# TEXT PROVIDED
+++
Each phase is independently valuable. Phase 2 alone makes relay.orly.dev
the most complete nostr archive. Phase 3 alone makes it the cleanest.
Phase 5 alone drives adoption. They compound.


## Infrastructure Notes

### VPS: relay.orly.dev
- AMD64, Ubuntu 24.04
- 200GB disk (currently full — needs /var/log cleanup)
- Target: 100GB for corpus, 50GB headroom, 50GB for growth
- Caddy reverse proxy handles TLS

### Domain: orly.dev
- relay.orly.dev — nostr relay (existing)
- smesh.mleku.dev → becomes smesh.orly.dev or just orly.dev root
- git.orly.dev — git hosting (Phase 6)

### Source Code
- Lives at /home/mleku/src/next.orly.dev (private)
- Module path: next.orly.dev (unchanged until public pivot)
- Planning docs: /home/mleku/orly.dev/


## Risk Factors

1. **Classifier accuracy**: False positives on humans quoting AI output.
   Mitigation: high threshold, progressive trust, never hard-delete.

2. **Storage limits**: 100GB may not be enough for "all of nostr".
   Mitigation: prioritize by recency and relay rank, evict old low-value content.
+++
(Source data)
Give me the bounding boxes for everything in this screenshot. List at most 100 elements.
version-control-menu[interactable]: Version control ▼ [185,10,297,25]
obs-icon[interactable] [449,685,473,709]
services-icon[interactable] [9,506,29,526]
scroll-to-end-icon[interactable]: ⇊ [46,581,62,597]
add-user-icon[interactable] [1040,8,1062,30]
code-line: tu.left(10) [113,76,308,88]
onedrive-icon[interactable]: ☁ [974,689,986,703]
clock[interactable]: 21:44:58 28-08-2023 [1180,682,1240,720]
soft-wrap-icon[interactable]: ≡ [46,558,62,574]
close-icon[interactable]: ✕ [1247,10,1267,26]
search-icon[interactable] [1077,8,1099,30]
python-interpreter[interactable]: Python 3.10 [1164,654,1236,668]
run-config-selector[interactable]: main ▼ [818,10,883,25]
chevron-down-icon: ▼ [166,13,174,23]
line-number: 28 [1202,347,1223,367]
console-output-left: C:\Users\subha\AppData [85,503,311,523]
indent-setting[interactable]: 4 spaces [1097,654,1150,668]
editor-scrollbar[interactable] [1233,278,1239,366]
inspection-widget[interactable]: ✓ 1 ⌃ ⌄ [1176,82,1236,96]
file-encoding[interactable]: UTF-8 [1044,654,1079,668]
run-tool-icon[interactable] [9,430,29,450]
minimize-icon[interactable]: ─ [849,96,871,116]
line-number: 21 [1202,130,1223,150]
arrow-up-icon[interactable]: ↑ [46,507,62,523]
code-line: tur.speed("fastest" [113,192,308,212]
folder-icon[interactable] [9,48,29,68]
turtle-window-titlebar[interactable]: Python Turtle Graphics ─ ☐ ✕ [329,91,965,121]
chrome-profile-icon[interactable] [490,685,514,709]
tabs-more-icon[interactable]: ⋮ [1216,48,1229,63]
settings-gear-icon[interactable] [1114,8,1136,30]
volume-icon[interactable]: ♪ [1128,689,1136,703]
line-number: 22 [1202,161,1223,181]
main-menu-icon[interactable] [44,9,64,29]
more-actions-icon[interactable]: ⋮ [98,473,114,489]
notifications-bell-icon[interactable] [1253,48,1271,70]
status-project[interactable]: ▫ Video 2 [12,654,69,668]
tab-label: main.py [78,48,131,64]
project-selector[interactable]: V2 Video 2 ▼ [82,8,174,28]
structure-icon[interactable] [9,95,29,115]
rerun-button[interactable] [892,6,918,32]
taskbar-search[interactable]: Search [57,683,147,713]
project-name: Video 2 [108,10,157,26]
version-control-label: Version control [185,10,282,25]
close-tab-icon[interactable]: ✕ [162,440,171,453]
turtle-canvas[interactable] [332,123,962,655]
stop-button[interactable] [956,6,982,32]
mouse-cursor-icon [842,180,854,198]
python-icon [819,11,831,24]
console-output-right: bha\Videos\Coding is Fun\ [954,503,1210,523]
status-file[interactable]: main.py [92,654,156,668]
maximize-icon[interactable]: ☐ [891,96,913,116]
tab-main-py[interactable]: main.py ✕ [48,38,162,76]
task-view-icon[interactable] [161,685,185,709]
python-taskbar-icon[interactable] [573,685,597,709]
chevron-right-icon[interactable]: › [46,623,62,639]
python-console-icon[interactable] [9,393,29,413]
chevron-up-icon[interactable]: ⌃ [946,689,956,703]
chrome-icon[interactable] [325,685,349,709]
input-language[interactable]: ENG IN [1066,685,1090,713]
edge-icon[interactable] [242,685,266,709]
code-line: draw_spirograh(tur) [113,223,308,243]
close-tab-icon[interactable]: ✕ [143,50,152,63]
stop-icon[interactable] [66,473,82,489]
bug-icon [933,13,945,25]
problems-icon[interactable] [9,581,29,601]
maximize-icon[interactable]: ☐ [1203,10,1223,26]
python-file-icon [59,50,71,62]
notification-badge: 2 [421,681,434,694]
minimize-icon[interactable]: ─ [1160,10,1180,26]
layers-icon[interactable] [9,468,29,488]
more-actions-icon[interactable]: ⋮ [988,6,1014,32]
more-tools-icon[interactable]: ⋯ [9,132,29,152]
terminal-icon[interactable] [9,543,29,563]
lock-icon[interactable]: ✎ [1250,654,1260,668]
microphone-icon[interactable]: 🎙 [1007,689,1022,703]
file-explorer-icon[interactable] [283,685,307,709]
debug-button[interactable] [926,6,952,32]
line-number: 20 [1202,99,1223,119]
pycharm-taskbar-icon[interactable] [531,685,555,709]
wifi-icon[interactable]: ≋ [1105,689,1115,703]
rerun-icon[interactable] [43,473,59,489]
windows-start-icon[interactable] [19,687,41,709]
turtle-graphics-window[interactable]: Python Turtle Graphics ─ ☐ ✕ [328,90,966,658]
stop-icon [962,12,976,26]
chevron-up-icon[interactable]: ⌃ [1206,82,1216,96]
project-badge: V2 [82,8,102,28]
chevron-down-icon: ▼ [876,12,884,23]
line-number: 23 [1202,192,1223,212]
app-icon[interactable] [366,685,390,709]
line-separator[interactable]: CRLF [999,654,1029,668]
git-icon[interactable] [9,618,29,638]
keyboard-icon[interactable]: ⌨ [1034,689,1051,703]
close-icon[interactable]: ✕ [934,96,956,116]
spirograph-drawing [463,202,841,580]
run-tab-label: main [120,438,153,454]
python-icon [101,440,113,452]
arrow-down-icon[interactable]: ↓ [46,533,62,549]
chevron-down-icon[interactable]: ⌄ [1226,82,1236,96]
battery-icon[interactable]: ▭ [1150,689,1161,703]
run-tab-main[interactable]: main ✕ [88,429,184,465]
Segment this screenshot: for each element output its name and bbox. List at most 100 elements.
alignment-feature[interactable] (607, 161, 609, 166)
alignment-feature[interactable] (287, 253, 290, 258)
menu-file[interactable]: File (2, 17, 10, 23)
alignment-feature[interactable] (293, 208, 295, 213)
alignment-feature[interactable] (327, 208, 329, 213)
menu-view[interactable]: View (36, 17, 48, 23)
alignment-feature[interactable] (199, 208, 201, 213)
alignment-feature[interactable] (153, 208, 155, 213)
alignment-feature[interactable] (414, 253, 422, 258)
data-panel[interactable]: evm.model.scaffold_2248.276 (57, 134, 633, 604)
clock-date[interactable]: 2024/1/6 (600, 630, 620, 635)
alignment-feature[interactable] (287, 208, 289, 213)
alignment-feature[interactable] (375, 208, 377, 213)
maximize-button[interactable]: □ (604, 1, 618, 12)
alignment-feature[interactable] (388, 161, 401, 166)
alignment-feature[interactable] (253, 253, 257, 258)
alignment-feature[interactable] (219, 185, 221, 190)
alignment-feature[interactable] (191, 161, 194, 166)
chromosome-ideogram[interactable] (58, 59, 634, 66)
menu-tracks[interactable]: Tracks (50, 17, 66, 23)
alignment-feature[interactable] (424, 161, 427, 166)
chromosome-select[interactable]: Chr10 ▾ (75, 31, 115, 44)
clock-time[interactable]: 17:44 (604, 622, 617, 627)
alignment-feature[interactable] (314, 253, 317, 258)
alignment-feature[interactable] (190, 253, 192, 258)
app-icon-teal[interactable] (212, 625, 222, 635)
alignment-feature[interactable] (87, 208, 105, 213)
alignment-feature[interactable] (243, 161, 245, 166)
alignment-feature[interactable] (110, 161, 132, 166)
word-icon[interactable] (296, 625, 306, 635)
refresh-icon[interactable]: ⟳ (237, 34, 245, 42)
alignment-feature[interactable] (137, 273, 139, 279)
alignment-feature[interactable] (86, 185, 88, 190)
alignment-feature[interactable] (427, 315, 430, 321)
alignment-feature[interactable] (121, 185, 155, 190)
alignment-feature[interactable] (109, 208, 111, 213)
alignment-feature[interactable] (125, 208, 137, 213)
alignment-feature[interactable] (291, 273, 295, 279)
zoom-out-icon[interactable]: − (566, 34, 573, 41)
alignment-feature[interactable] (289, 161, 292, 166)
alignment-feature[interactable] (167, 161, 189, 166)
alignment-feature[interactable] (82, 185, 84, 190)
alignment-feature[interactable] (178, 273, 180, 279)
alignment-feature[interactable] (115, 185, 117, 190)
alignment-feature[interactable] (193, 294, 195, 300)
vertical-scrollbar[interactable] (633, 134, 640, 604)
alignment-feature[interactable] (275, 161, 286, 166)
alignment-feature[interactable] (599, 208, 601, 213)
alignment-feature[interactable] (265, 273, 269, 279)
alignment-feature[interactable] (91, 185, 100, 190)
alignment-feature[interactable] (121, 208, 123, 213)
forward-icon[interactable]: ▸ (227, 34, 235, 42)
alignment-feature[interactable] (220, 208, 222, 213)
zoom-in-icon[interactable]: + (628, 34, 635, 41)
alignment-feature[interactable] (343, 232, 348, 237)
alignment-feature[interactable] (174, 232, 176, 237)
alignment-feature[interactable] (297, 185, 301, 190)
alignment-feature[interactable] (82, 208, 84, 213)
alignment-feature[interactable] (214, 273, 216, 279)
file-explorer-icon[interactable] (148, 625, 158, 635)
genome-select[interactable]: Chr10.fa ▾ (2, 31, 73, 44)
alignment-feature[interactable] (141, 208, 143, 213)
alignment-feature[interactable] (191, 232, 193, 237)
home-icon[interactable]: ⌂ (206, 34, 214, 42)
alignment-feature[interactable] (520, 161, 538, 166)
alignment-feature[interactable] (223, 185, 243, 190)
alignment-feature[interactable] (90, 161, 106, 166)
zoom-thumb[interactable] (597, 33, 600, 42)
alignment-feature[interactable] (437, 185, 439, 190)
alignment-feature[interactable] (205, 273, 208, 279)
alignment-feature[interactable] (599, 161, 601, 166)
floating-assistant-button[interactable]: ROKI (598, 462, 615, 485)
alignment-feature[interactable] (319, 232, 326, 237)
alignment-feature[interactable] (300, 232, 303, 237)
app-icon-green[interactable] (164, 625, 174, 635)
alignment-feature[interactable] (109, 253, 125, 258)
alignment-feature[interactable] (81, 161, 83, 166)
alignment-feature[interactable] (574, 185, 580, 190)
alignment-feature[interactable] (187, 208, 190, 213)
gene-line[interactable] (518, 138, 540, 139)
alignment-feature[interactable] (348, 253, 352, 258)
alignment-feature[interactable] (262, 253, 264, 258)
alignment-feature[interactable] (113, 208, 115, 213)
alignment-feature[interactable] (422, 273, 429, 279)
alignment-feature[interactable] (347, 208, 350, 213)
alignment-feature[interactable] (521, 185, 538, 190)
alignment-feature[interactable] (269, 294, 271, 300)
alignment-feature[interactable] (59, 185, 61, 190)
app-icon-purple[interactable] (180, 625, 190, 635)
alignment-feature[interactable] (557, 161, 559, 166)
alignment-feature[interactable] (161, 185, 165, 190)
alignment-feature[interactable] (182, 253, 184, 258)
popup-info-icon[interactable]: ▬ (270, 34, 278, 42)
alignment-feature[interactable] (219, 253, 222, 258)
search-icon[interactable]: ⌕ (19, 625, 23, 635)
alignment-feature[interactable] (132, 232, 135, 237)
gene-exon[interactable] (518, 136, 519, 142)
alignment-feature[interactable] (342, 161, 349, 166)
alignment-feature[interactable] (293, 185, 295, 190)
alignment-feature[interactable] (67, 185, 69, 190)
+++
According to the orly.dev planning notes, what handles TLS on the relay.orly.dev VPS? The items have nothing to do with the orly.dev planning notes.

# ANSWER SECTION
A Caddy reverse proxy.